TASK = Check each line below for the word "configure", and copy those that have it.
* start *
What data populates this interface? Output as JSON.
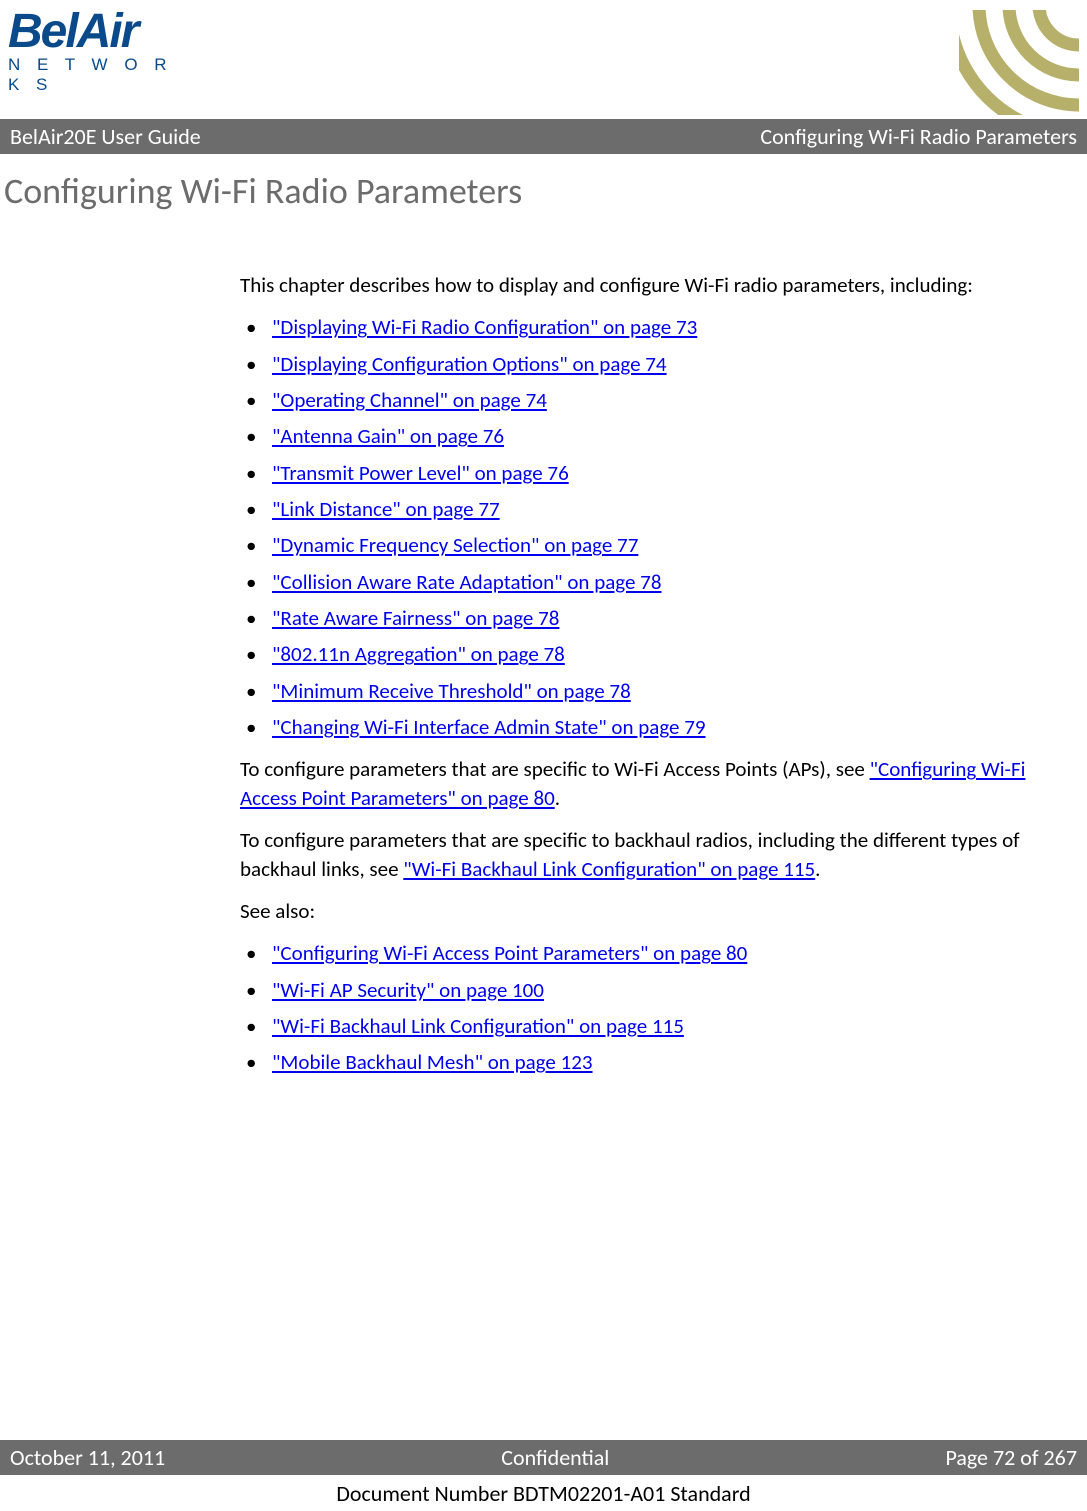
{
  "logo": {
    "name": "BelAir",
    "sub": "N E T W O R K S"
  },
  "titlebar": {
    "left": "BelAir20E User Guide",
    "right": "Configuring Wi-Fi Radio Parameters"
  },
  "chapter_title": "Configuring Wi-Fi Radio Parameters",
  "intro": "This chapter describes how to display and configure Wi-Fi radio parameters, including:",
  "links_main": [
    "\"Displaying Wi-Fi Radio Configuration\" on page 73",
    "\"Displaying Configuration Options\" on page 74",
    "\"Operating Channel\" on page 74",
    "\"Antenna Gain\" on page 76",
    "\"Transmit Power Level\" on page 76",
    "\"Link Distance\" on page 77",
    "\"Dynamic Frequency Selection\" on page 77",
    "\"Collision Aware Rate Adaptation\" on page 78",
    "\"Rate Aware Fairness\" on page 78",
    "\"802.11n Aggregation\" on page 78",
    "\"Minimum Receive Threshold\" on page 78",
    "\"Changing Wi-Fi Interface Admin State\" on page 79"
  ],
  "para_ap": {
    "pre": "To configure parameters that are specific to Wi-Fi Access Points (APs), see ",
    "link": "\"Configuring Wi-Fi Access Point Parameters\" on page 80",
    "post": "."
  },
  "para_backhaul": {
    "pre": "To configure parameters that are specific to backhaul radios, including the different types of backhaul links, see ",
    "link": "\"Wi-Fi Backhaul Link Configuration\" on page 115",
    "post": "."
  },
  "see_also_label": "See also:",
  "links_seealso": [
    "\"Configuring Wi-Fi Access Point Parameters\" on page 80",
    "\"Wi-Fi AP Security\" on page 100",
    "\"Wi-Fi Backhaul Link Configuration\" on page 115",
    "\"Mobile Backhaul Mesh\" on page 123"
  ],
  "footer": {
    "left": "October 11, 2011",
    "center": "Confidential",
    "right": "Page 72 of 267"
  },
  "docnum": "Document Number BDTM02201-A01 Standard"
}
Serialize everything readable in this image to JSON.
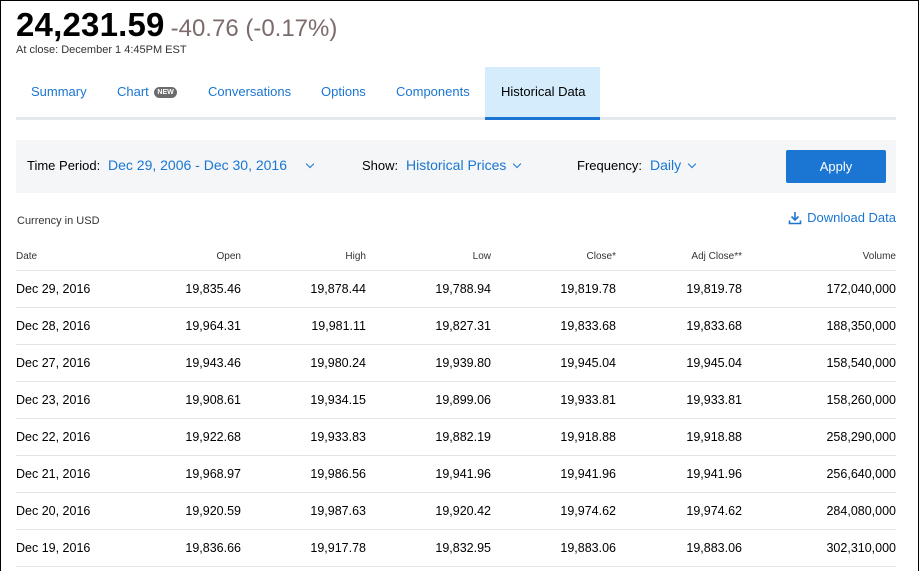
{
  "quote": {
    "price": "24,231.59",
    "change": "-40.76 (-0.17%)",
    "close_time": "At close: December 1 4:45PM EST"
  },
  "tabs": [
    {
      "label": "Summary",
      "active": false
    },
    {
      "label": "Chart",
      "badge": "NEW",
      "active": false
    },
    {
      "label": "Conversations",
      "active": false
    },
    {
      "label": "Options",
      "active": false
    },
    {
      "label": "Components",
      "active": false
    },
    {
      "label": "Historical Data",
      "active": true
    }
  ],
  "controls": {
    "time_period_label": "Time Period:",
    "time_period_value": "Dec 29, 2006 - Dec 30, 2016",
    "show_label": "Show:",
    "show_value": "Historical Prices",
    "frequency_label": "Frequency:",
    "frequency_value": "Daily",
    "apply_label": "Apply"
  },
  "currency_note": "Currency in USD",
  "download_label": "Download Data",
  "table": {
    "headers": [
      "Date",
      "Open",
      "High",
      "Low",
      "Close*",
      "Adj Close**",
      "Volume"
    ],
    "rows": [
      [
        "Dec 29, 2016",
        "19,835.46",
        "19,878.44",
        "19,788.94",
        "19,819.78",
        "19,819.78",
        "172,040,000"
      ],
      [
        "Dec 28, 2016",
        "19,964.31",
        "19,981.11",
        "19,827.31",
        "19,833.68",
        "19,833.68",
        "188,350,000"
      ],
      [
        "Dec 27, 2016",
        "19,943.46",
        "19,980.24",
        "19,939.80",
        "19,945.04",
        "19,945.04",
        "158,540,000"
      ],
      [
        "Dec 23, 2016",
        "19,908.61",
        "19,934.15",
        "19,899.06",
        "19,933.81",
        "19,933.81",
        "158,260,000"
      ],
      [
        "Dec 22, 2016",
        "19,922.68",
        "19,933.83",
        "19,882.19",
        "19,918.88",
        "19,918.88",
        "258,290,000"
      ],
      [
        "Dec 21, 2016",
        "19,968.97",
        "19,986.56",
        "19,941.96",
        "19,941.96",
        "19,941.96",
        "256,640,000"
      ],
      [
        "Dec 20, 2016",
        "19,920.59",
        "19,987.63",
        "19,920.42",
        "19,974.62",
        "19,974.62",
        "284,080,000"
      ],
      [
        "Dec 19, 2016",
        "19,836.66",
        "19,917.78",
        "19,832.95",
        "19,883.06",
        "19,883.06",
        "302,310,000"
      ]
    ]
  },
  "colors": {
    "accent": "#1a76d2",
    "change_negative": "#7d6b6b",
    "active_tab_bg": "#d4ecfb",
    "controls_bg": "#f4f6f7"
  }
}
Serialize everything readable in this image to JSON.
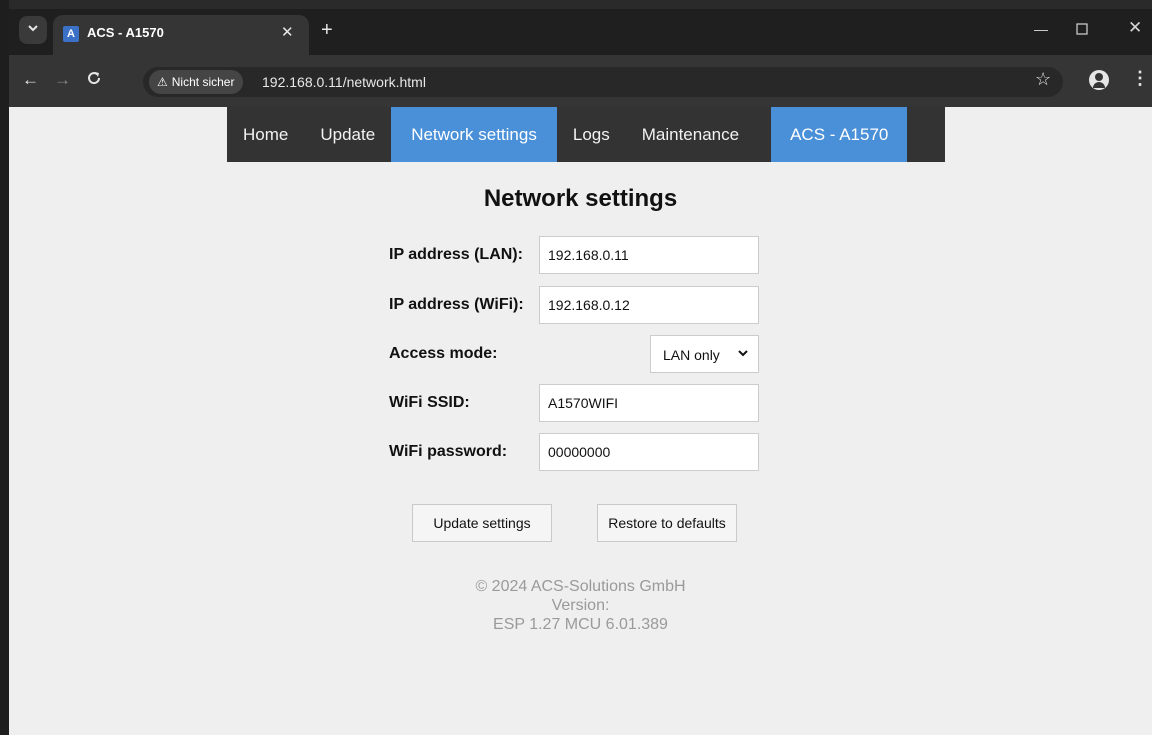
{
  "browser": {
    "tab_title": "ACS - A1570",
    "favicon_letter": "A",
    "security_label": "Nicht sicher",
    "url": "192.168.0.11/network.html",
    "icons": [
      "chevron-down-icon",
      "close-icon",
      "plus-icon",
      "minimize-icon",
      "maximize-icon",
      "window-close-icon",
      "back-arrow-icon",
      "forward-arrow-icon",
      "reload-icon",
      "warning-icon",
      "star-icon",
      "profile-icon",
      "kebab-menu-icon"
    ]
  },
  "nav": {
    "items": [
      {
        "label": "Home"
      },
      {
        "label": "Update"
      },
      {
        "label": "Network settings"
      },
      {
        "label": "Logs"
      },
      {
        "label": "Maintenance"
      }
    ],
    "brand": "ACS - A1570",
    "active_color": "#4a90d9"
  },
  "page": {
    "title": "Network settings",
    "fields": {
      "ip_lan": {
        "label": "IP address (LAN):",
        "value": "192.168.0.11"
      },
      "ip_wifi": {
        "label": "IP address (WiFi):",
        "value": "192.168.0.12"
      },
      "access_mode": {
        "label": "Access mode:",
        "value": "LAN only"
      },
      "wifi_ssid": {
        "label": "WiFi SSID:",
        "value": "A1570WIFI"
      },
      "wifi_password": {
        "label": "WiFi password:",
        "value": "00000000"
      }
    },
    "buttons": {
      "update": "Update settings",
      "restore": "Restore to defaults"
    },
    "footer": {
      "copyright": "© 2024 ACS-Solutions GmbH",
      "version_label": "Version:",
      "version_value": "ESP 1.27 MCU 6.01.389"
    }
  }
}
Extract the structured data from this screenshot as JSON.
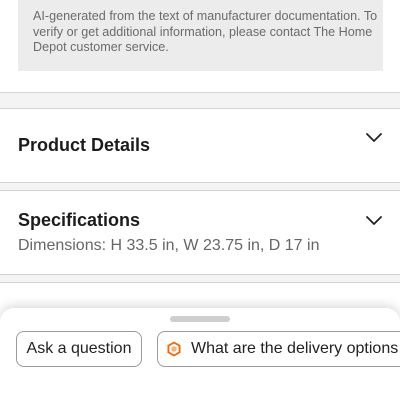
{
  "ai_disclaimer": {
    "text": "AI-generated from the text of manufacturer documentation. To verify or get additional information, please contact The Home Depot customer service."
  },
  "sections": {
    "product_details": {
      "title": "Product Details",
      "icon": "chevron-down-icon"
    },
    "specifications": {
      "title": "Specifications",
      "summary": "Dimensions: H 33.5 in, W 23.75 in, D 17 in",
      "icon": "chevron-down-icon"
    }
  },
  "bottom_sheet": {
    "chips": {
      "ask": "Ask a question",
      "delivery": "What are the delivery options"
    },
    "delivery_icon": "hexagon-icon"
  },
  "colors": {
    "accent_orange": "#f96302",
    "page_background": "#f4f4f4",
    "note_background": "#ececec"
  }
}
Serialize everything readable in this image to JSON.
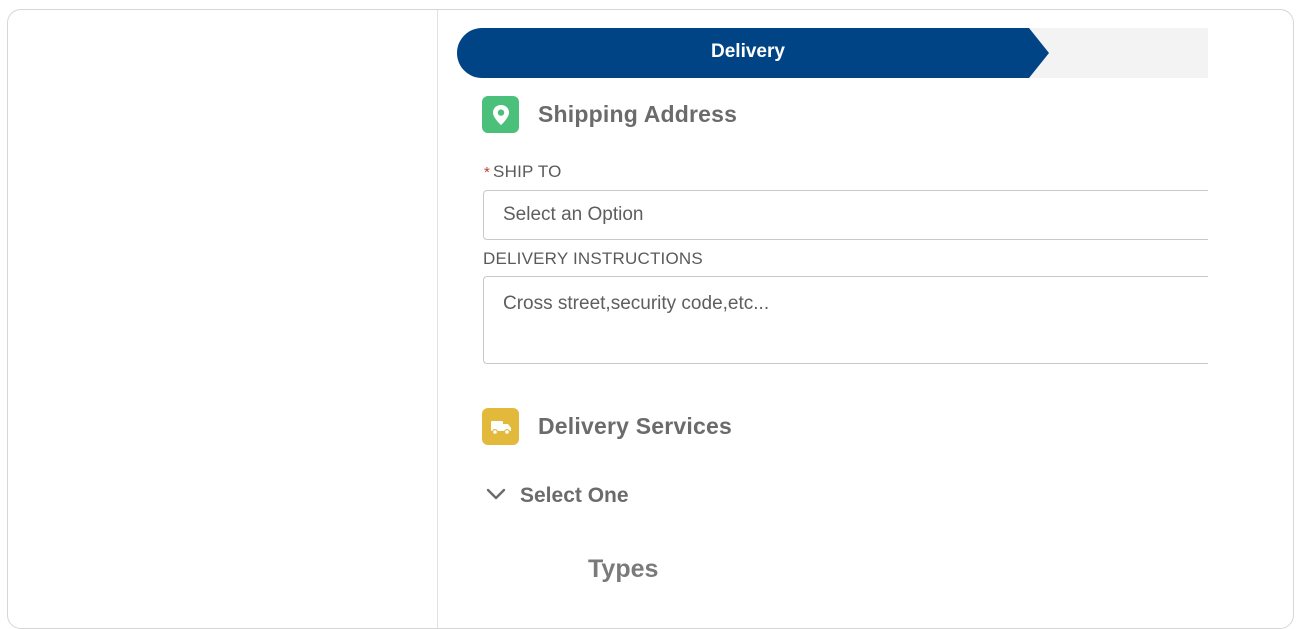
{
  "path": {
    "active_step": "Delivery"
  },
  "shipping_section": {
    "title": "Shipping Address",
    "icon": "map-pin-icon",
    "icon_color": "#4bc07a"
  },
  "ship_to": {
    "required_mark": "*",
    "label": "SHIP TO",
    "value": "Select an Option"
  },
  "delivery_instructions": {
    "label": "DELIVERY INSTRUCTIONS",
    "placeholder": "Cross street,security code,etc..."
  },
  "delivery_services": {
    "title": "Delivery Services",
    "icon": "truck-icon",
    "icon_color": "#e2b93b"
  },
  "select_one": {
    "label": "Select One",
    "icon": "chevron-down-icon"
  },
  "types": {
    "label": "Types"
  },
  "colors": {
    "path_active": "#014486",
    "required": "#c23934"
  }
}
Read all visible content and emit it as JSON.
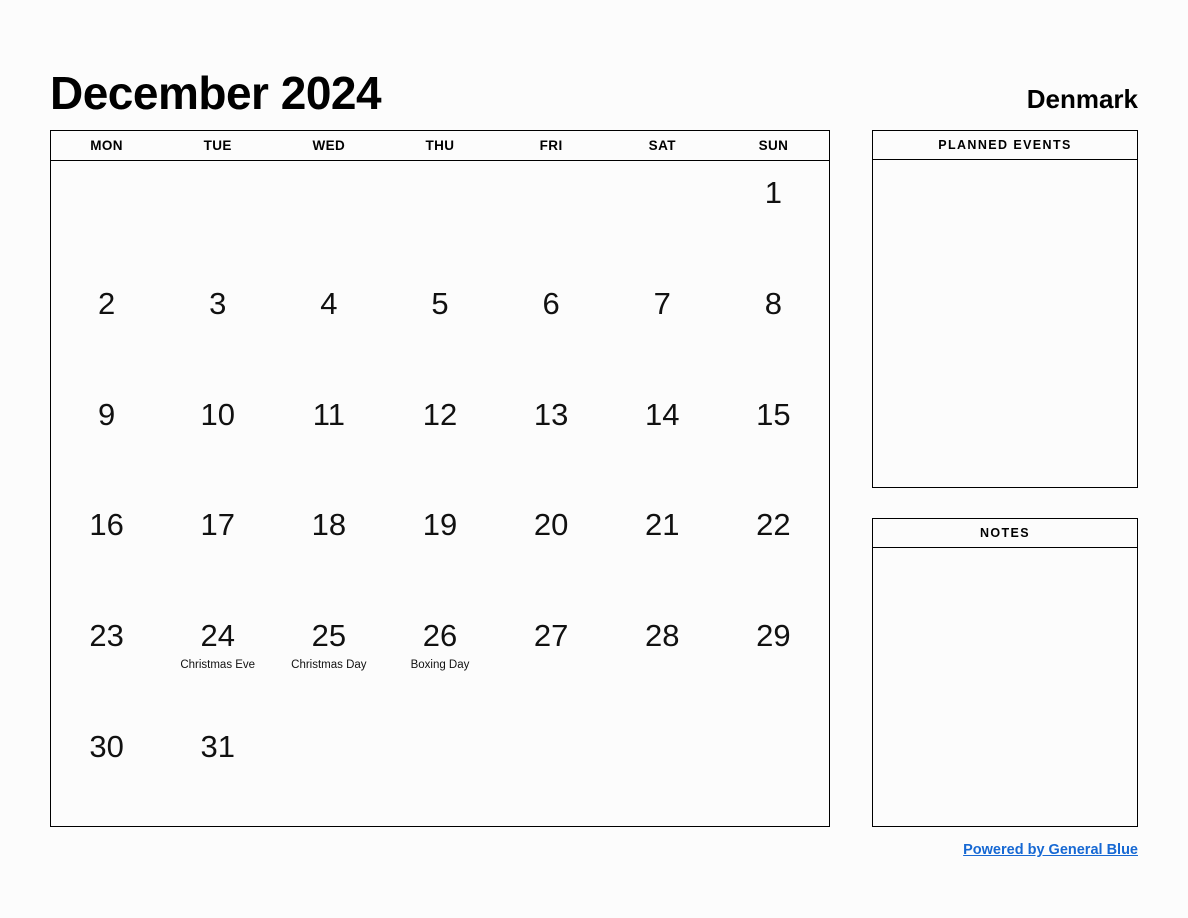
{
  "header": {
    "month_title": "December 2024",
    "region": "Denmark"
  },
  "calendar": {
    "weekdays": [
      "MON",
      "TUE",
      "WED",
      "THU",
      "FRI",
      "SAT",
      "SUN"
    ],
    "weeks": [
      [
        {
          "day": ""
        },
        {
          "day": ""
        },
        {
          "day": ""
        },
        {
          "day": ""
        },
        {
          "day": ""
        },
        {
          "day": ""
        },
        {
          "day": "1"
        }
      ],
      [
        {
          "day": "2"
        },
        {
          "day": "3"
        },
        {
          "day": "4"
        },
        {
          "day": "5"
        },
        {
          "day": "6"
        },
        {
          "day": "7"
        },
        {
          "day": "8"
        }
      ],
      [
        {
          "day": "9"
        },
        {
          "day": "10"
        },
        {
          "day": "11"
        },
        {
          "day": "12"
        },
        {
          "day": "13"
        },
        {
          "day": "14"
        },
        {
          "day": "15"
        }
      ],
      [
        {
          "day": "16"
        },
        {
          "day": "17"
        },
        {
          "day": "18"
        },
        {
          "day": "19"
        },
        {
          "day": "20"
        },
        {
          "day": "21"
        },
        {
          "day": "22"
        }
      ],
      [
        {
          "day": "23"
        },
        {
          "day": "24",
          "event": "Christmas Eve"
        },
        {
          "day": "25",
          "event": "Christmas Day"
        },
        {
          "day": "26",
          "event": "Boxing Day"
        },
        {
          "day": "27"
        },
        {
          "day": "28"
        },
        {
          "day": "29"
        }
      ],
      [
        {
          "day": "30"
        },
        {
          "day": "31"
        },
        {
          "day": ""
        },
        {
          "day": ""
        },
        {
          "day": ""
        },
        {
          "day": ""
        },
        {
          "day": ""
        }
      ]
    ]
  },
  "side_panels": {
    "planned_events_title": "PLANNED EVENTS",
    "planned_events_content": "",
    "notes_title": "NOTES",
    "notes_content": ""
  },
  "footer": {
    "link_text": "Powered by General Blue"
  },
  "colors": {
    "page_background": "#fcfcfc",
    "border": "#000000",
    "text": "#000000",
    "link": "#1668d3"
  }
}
* end *
THE RESULT =
  "intro": "This chapter describes how to display and configure Wi-Fi radio parameters, including:",
    "pre": "To configure parameters that are specific to Wi-Fi Access Points (APs), see ",
    "pre": "To configure parameters that are specific to backhaul radios, including the different types of backhaul links, see ",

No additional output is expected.